Stored entries:
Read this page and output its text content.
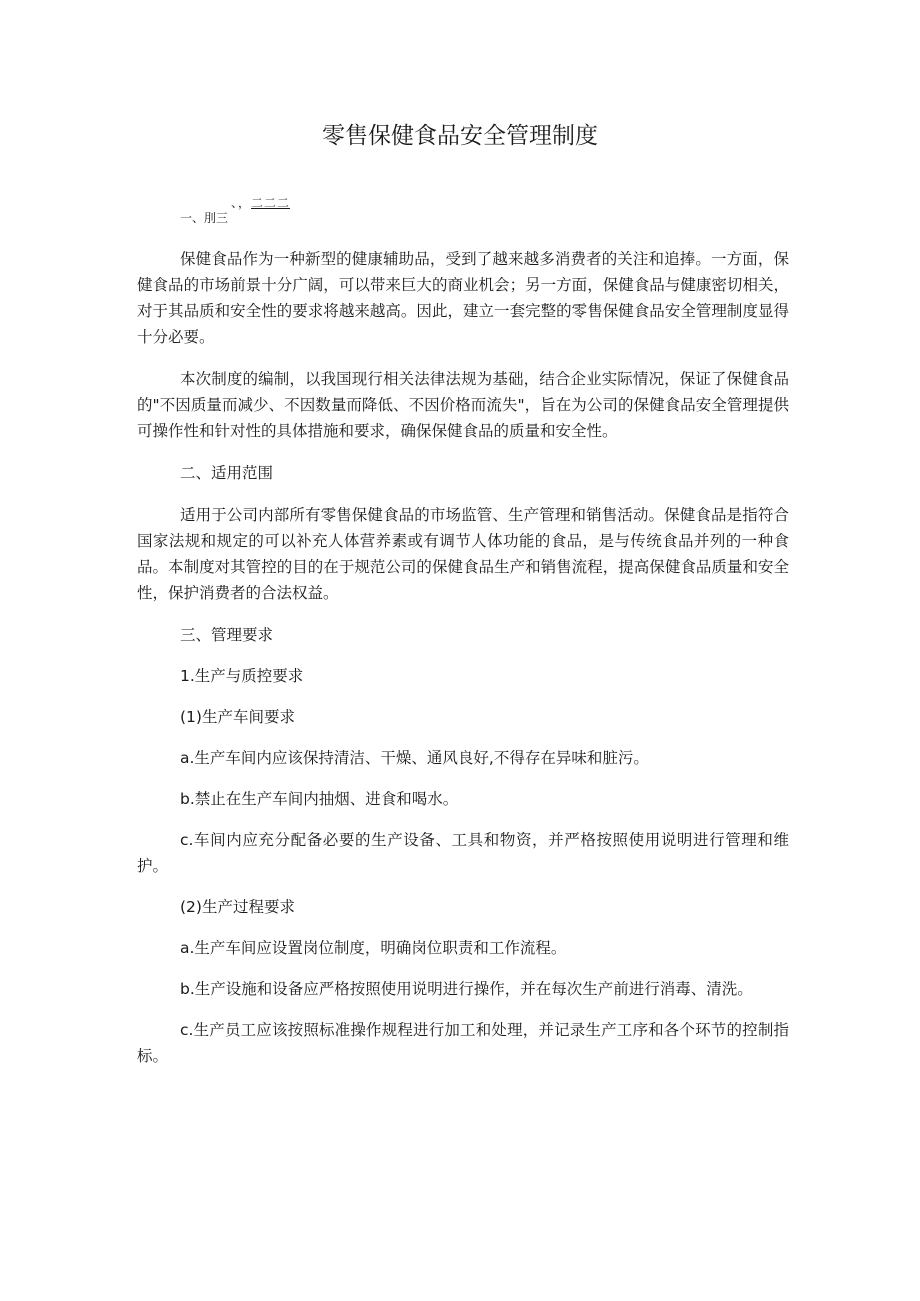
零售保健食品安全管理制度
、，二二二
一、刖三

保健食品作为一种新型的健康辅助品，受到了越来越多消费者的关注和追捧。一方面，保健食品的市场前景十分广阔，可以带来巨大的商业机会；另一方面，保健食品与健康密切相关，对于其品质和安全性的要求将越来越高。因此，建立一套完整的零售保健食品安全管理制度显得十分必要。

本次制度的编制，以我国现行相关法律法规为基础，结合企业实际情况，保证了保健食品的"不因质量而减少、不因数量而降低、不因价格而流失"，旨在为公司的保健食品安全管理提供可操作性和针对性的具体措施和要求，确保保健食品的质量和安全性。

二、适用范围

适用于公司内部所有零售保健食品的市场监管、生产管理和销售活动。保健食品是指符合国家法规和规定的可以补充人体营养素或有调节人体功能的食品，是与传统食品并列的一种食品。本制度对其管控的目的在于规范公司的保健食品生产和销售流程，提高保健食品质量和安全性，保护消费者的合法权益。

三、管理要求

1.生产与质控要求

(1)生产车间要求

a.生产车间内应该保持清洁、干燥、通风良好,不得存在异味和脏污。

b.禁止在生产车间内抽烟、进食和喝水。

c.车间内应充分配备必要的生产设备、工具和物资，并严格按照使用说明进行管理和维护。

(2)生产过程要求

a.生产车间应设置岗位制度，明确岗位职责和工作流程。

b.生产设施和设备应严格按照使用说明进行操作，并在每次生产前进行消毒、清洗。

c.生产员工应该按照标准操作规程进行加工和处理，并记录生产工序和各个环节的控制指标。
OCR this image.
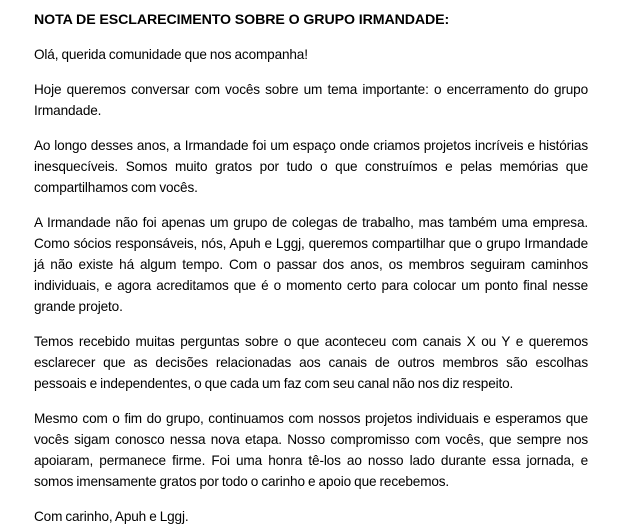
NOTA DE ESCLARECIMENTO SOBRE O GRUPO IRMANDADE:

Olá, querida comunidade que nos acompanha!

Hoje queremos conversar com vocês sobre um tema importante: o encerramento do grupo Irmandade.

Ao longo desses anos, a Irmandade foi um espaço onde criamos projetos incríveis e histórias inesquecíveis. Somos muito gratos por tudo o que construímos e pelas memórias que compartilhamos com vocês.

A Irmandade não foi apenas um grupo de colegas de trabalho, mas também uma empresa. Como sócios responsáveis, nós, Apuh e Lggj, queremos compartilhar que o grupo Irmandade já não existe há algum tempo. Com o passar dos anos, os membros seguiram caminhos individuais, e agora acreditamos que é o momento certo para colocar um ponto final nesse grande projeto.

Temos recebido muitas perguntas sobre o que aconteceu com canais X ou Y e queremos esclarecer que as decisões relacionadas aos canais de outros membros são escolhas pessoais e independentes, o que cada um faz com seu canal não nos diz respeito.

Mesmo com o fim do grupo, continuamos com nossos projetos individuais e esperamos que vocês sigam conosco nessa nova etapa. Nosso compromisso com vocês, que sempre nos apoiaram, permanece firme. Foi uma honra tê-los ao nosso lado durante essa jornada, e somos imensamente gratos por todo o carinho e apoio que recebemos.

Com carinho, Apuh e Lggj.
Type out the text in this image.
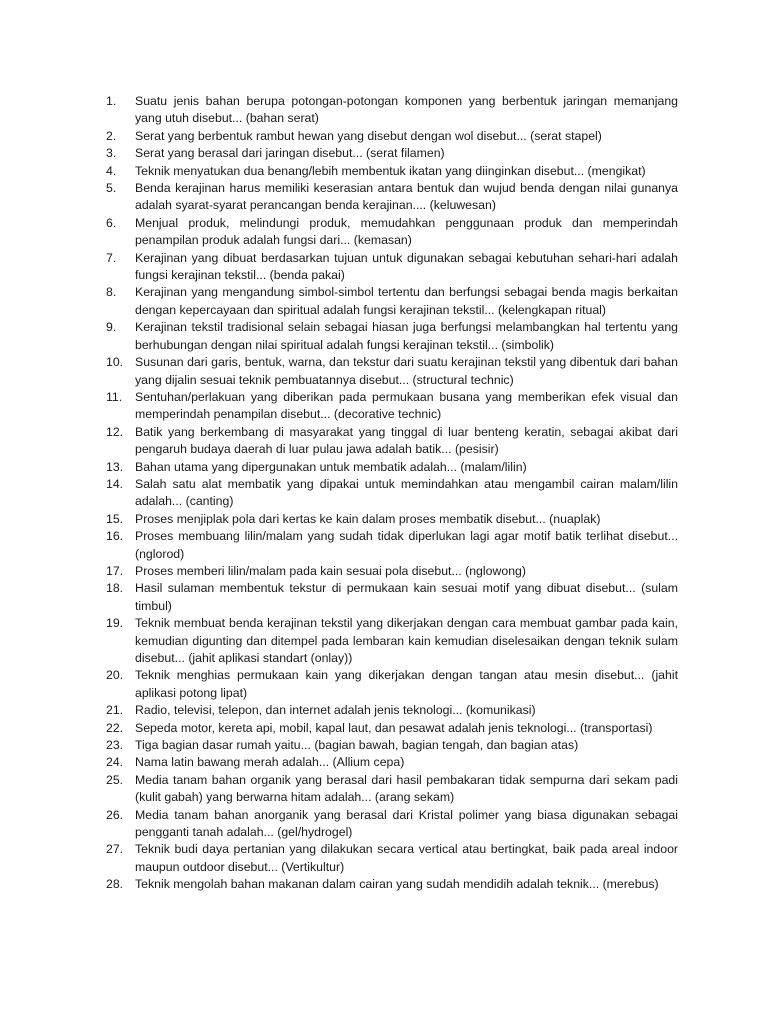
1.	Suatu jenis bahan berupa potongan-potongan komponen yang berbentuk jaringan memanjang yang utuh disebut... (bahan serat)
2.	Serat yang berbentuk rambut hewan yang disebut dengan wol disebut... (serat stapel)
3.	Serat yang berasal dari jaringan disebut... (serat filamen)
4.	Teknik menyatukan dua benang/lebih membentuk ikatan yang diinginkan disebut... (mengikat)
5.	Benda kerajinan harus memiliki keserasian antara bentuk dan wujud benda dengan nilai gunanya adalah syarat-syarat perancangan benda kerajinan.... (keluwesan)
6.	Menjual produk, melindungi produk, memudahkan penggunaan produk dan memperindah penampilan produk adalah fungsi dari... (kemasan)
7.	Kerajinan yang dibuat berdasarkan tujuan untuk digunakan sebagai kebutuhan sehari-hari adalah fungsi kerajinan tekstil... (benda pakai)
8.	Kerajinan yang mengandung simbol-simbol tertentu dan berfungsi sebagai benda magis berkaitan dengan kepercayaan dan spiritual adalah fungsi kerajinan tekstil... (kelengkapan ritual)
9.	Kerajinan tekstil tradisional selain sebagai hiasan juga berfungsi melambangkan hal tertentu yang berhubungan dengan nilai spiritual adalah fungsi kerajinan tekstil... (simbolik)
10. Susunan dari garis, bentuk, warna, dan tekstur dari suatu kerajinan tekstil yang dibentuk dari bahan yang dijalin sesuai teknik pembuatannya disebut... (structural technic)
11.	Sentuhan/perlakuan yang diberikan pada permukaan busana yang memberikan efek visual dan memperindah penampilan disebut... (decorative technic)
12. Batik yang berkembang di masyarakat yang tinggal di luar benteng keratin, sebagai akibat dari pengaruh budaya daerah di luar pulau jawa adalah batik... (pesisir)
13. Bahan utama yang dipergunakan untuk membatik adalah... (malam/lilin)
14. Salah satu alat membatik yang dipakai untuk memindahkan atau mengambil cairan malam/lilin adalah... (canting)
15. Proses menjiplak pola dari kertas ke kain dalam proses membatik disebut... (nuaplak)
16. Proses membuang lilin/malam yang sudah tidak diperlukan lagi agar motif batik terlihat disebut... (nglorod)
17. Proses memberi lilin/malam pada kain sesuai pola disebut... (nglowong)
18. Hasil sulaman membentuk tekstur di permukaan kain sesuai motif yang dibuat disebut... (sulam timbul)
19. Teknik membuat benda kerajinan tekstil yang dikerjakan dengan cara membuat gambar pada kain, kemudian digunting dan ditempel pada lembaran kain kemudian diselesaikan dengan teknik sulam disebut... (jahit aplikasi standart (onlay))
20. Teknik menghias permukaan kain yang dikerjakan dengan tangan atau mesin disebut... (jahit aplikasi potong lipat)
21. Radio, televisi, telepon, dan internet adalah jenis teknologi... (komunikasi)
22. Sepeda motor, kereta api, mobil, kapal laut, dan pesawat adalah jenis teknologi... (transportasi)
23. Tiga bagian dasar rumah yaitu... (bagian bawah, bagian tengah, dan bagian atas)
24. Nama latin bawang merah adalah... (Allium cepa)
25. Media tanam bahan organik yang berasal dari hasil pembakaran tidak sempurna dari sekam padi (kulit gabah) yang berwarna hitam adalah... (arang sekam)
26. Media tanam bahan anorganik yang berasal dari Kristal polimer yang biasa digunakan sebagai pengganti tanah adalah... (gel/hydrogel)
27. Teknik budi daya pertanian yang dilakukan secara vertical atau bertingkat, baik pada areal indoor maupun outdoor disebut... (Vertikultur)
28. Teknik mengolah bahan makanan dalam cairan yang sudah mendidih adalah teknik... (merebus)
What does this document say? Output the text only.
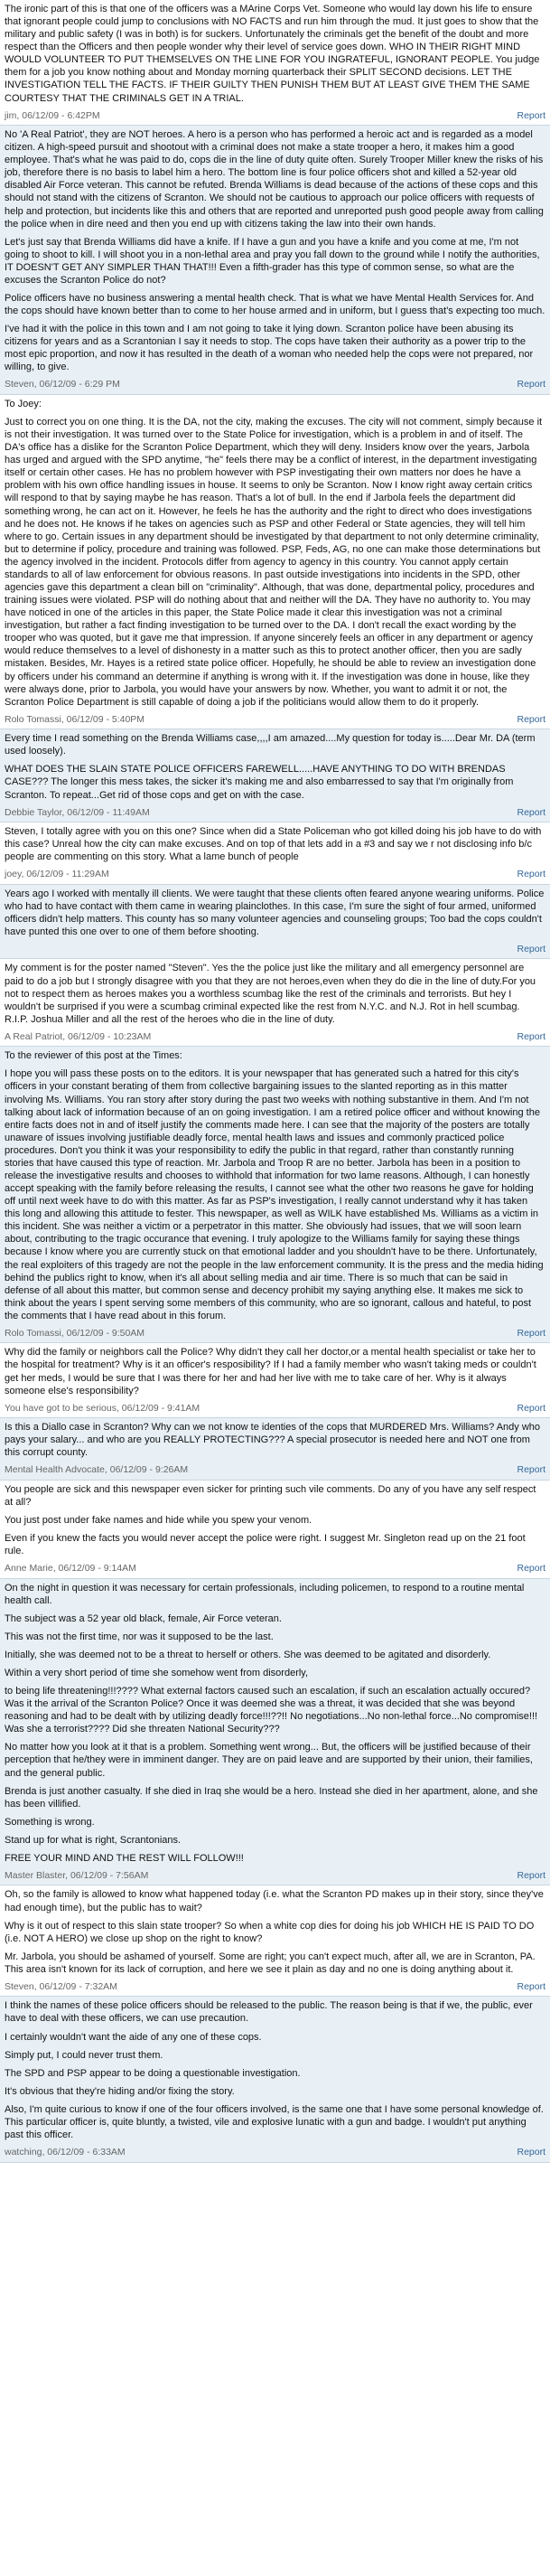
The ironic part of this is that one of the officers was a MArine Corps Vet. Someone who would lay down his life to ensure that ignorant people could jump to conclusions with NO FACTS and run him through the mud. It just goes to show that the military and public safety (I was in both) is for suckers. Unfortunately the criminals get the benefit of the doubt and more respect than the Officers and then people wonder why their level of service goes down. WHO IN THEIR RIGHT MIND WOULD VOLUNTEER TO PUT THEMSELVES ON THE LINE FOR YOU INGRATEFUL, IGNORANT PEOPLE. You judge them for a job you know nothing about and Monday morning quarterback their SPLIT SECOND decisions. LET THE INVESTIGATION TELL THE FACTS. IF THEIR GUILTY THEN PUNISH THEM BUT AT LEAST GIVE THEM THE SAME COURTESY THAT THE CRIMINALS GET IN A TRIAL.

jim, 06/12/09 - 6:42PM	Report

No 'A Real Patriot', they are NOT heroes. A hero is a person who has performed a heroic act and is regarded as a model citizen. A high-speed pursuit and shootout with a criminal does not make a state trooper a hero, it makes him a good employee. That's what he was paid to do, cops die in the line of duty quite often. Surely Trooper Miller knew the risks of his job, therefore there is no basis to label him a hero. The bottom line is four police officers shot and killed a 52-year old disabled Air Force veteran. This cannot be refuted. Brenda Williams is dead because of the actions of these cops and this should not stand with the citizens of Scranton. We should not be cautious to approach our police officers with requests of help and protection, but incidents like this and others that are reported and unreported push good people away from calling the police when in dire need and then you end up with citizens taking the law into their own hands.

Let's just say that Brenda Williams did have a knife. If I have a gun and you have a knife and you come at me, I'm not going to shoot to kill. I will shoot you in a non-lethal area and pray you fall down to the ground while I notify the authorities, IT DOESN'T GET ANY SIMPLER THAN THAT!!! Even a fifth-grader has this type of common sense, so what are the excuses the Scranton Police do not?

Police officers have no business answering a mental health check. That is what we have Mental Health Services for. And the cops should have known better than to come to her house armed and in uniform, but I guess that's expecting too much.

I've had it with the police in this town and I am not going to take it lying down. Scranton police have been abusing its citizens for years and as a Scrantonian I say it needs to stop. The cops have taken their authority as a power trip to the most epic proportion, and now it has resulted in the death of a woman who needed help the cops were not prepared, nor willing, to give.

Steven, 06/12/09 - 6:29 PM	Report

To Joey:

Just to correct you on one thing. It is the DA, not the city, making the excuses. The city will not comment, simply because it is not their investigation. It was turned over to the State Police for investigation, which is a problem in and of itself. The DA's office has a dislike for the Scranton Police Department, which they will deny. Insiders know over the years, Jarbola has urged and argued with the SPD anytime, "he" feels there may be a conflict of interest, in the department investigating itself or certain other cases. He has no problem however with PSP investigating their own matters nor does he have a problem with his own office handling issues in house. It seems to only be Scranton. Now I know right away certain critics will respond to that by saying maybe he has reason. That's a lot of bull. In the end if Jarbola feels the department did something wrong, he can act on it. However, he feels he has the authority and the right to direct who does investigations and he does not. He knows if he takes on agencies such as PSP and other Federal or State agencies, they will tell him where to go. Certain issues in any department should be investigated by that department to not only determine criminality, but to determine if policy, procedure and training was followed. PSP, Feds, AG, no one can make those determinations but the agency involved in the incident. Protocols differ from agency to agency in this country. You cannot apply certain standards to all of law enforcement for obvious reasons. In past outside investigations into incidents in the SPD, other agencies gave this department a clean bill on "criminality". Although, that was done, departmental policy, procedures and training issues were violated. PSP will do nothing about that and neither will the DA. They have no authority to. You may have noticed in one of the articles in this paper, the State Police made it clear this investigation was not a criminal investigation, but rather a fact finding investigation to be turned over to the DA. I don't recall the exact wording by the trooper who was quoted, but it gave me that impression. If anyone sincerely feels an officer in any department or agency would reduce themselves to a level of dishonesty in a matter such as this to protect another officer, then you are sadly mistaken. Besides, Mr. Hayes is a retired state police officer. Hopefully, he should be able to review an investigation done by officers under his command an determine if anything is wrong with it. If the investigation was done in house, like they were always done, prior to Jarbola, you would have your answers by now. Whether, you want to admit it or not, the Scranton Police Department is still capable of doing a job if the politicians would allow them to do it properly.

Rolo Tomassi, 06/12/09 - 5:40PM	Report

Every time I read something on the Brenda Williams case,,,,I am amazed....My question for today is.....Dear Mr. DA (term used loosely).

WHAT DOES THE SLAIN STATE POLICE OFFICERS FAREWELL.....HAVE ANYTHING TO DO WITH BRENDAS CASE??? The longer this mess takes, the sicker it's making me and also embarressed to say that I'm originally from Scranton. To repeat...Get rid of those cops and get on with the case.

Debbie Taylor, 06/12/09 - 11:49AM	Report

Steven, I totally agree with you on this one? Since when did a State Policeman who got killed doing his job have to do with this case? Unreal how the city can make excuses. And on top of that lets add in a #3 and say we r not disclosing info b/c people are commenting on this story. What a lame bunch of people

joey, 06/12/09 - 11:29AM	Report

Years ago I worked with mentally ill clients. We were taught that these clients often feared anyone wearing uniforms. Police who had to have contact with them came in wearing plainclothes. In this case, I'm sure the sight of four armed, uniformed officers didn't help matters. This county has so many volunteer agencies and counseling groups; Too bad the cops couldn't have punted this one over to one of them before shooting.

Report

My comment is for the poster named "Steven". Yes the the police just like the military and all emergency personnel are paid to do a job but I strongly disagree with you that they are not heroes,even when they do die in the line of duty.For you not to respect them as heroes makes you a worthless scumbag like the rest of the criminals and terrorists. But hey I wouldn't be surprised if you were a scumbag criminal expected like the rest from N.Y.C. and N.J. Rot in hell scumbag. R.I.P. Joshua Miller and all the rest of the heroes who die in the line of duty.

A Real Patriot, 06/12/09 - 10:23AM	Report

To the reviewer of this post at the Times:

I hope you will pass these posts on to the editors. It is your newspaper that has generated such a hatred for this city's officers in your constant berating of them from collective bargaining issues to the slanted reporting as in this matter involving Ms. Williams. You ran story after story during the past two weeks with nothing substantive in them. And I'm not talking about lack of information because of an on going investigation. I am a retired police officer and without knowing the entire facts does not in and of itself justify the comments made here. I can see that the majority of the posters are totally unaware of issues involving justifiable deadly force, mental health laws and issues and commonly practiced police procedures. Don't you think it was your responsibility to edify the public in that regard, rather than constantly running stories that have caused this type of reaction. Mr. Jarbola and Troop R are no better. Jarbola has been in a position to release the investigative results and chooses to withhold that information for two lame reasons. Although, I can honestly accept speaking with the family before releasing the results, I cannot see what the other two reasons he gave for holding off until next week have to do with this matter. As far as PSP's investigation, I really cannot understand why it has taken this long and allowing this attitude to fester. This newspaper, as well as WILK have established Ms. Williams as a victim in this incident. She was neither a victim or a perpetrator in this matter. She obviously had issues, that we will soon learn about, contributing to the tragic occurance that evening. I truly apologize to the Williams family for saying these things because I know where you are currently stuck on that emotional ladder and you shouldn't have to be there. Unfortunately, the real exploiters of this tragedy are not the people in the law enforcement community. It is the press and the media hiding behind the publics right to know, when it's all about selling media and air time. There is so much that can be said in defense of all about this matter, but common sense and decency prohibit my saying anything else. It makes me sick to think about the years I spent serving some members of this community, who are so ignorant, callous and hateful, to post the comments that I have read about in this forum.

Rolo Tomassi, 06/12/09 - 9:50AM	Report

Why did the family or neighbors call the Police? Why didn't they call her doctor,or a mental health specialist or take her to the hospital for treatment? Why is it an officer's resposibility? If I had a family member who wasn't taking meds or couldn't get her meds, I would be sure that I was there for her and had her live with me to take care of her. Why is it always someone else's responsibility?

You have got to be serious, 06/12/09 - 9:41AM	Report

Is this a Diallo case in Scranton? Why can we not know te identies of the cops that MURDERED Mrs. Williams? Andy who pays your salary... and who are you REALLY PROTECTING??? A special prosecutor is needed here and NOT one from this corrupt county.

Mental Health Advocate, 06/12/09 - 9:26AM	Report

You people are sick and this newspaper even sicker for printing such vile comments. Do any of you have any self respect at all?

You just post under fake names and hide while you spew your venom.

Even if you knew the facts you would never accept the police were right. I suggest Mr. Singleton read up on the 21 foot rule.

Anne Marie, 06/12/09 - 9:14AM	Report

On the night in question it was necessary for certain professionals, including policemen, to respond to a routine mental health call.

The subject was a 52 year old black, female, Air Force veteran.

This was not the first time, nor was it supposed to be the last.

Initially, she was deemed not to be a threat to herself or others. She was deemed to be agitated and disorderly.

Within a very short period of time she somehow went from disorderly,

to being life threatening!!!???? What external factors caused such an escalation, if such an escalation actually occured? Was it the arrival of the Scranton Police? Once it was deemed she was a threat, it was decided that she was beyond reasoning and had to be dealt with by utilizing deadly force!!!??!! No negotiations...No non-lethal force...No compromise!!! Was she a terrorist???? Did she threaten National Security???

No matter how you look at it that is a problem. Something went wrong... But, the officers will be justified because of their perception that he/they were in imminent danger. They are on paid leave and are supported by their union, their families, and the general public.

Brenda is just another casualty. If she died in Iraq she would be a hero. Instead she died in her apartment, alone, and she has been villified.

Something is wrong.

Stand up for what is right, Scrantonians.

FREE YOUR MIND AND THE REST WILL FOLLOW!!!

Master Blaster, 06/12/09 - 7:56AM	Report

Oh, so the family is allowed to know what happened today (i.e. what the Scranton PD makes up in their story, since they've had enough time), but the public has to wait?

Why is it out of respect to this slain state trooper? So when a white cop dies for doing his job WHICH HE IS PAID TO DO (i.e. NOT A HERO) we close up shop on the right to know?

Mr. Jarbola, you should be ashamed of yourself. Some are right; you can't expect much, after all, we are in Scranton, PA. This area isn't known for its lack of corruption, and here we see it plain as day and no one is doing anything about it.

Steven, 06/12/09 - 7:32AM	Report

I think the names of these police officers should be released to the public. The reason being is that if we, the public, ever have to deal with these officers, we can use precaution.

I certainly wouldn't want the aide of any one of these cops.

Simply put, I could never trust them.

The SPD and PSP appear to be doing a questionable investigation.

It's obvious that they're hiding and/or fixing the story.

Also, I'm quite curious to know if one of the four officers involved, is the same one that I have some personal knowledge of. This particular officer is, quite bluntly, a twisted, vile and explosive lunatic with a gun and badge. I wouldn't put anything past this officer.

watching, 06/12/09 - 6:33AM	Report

Requirements
Only the count is wanted: report how many lines of the material above hold the word "untuk".

Response
3